┌──
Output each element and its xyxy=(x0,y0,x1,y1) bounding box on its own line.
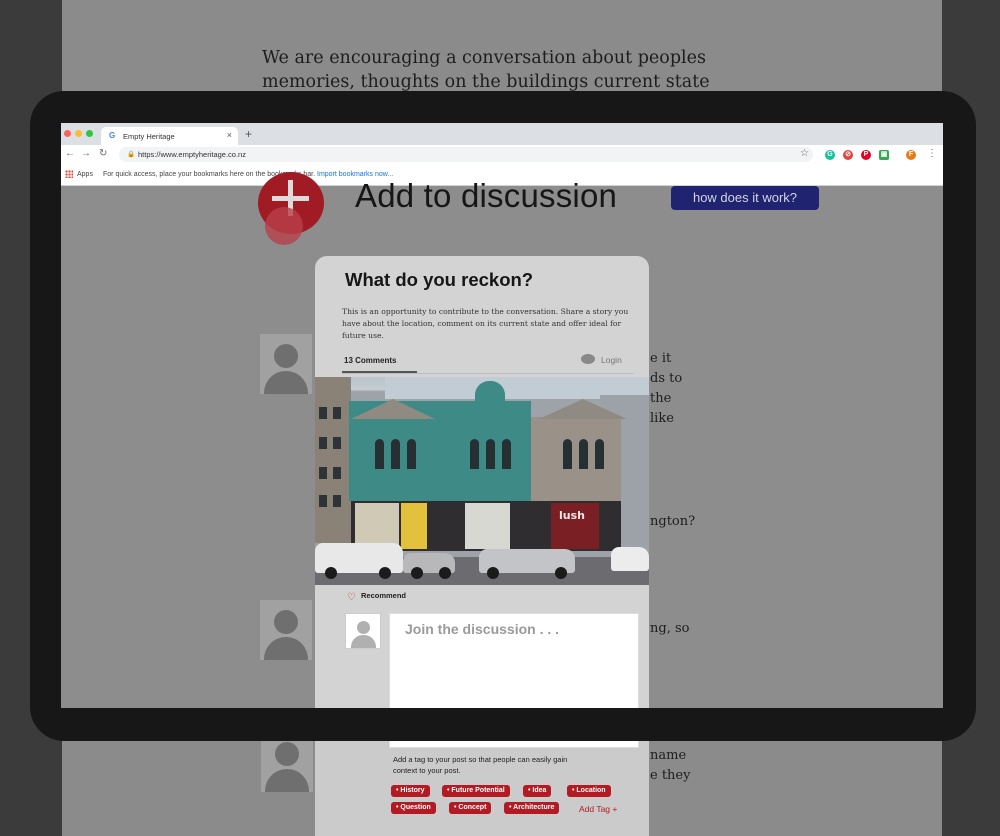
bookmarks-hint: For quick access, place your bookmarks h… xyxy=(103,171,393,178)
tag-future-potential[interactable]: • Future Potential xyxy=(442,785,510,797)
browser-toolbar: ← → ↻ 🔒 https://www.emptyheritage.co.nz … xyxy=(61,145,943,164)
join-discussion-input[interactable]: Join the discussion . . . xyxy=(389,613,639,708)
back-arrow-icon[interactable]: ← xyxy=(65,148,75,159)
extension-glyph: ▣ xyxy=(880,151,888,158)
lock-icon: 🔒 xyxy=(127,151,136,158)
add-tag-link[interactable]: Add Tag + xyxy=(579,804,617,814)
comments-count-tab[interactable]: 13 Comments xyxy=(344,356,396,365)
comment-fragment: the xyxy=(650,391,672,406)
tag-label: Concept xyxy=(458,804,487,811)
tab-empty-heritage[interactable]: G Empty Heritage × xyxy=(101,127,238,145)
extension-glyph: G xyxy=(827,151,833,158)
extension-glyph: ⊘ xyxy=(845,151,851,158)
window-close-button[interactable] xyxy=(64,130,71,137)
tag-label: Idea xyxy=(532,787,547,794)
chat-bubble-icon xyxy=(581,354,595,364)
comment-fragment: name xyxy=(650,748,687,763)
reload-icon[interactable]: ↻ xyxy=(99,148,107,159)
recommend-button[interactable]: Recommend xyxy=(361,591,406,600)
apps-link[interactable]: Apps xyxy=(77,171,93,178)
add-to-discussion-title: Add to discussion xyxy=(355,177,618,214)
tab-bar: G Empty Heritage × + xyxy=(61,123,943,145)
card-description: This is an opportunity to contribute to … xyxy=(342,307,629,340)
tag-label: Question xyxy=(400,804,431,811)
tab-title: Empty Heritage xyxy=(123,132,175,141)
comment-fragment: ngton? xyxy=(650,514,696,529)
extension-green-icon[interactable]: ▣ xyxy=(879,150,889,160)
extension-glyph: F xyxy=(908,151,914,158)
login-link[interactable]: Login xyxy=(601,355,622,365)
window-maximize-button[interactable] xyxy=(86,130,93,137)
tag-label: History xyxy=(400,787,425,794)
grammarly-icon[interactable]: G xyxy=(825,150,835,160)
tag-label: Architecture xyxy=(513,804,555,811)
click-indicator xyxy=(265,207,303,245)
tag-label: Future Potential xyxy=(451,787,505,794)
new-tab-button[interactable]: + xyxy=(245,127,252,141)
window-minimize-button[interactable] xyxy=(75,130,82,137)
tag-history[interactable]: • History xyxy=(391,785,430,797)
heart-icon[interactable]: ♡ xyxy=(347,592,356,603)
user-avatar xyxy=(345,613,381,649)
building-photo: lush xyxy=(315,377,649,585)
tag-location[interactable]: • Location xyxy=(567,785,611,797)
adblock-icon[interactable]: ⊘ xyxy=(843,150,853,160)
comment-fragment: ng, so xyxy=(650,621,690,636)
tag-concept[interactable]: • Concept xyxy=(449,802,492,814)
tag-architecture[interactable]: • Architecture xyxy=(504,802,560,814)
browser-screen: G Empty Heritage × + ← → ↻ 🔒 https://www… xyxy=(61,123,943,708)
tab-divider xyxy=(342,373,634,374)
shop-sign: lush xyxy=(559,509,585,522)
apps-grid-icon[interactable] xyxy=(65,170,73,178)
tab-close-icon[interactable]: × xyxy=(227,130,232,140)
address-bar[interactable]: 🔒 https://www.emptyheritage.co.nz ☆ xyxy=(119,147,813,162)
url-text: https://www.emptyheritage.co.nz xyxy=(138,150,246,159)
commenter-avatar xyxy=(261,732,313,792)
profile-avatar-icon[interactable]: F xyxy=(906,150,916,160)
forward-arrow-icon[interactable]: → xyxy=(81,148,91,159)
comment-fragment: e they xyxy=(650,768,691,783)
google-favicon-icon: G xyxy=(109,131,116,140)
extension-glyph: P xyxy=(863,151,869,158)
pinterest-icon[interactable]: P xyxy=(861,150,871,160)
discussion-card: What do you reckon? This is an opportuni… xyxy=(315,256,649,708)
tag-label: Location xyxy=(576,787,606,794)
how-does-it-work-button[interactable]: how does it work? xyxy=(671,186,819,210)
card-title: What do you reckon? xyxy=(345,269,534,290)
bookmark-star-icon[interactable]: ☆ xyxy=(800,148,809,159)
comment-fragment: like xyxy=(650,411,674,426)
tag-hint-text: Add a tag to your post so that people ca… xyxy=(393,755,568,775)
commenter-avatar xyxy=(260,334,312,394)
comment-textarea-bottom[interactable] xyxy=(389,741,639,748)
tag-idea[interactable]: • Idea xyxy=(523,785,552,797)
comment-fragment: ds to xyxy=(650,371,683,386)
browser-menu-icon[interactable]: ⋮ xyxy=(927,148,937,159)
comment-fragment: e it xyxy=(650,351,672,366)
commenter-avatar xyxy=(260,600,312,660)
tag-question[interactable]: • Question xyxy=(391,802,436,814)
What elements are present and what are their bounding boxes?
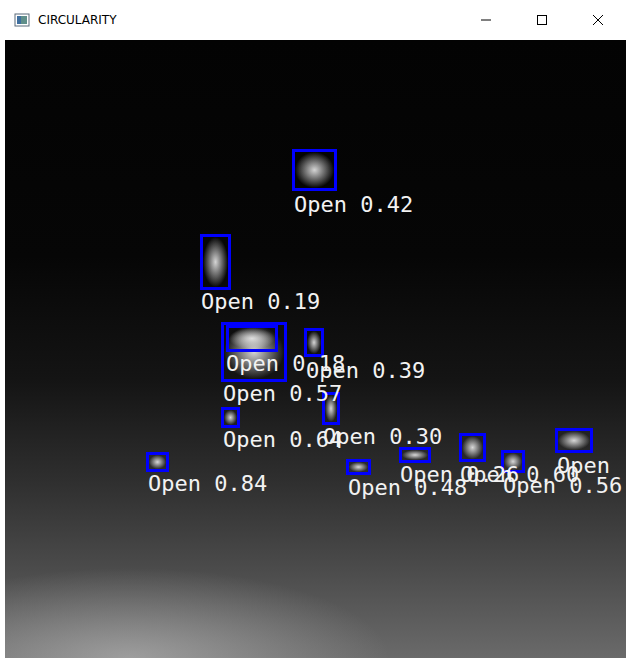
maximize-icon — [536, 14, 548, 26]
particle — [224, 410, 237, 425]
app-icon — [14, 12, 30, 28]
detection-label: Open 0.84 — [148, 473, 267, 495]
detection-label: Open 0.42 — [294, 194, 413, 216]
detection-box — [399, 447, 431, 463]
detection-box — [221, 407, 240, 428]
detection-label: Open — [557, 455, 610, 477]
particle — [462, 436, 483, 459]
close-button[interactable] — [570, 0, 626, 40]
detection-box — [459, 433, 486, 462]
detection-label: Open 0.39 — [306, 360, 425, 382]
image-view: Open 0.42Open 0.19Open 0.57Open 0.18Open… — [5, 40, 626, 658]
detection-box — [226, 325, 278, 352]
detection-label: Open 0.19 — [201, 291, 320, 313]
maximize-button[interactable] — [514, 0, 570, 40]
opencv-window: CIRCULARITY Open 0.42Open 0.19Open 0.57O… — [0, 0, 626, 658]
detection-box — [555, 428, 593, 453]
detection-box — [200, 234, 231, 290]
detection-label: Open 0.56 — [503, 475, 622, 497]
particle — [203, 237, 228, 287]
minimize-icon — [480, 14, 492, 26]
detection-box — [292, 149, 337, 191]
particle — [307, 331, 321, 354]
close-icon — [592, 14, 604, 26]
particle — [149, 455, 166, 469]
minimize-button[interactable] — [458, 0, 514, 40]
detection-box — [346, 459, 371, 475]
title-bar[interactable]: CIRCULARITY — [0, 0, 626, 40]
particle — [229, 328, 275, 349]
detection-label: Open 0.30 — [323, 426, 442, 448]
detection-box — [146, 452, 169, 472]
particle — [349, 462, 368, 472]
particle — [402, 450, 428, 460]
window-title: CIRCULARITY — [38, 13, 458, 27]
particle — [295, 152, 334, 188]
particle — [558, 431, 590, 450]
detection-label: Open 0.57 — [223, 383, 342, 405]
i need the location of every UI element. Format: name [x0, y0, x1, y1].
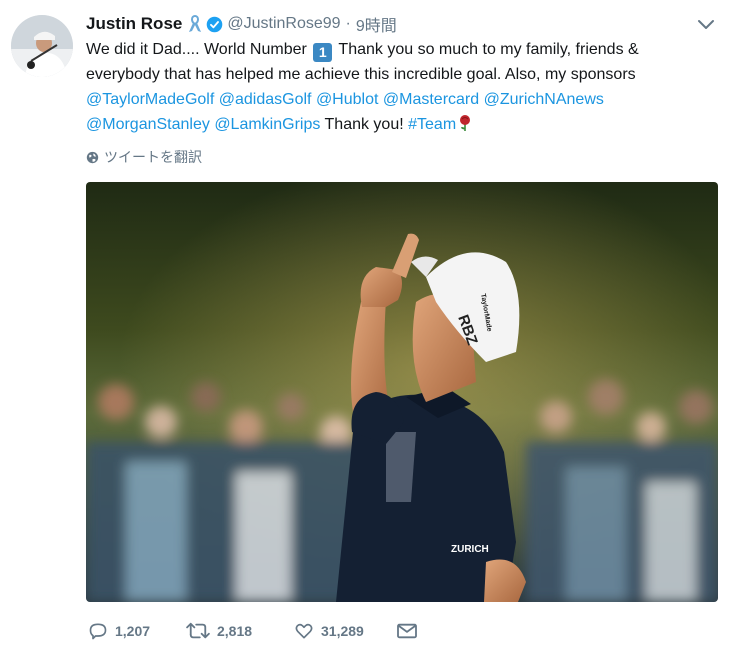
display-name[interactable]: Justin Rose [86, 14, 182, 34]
└──
### [WHAT THE EXERCISE ASKS]
Can you repeat, character for character, the lines in the records from the line with "maximize-icon — [536, 14, 548, 26]" to the line with "particle — [402, 450, 428, 460]", including both of those lines?

### [COMPLETE OUTPUT]
maximize-icon — [536, 14, 548, 26]
particle — [224, 410, 237, 425]
app-icon — [14, 12, 30, 28]
detection-label: Open 0.84 — [148, 473, 267, 495]
detection-label: Open 0.42 — [294, 194, 413, 216]
detection-box — [399, 447, 431, 463]
detection-box — [221, 407, 240, 428]
detection-label: Open — [557, 455, 610, 477]
particle — [462, 436, 483, 459]
close-button[interactable] — [570, 0, 626, 40]
detection-box — [459, 433, 486, 462]
detection-label: Open 0.39 — [306, 360, 425, 382]
image-view: Open 0.42Open 0.19Open 0.57Open 0.18Open… — [5, 40, 626, 658]
detection-box — [226, 325, 278, 352]
detection-label: Open 0.19 — [201, 291, 320, 313]
maximize-button[interactable] — [514, 0, 570, 40]
opencv-window: CIRCULARITY Open 0.42Open 0.19Open 0.57O… — [0, 0, 626, 658]
detection-box — [555, 428, 593, 453]
detection-box — [200, 234, 231, 290]
detection-label: Open 0.56 — [503, 475, 622, 497]
particle — [203, 237, 228, 287]
minimize-icon — [480, 14, 492, 26]
detection-box — [292, 149, 337, 191]
particle — [307, 331, 321, 354]
close-icon — [592, 14, 604, 26]
particle — [149, 455, 166, 469]
minimize-button[interactable] — [458, 0, 514, 40]
detection-box — [346, 459, 371, 475]
title-bar[interactable]: CIRCULARITY — [0, 0, 626, 40]
particle — [229, 328, 275, 349]
detection-label: Open 0.30 — [323, 426, 442, 448]
detection-box — [146, 452, 169, 472]
particle — [349, 462, 368, 472]
particle — [402, 450, 428, 460]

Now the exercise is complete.